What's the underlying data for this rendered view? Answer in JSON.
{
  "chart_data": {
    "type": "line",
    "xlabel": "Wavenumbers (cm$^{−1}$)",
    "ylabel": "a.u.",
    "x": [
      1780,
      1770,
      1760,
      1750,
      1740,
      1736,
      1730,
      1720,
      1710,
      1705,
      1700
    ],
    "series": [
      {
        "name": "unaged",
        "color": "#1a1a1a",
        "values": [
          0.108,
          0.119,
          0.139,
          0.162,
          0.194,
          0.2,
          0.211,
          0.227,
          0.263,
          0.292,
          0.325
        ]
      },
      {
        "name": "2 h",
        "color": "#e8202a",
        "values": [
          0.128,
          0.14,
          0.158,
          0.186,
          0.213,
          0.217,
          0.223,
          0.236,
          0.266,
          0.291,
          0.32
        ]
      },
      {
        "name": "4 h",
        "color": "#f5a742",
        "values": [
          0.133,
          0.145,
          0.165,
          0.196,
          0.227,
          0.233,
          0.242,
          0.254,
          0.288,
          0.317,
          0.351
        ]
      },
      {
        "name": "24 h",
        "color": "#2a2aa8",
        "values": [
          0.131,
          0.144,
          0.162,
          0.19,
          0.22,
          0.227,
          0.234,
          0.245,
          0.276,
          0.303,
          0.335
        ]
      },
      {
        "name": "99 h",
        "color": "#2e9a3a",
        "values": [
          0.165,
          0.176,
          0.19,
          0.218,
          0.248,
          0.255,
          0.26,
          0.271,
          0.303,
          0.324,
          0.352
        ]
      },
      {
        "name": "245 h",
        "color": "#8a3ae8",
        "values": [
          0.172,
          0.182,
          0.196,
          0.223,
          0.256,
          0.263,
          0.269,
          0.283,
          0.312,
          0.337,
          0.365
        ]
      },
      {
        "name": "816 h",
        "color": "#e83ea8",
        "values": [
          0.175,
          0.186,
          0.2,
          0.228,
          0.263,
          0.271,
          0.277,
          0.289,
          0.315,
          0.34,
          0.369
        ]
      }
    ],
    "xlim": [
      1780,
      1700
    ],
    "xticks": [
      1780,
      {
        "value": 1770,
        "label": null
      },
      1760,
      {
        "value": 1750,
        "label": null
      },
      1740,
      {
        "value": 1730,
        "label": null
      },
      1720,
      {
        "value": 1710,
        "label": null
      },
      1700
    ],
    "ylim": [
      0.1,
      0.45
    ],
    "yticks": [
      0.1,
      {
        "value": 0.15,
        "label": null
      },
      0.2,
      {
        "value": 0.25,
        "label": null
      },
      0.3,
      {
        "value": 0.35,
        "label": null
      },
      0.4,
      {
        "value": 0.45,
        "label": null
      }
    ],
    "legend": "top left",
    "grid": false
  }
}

—————

What you should do:
Each line that holds the string "name" counts once; give the total and nothing else.

Solved problem:
7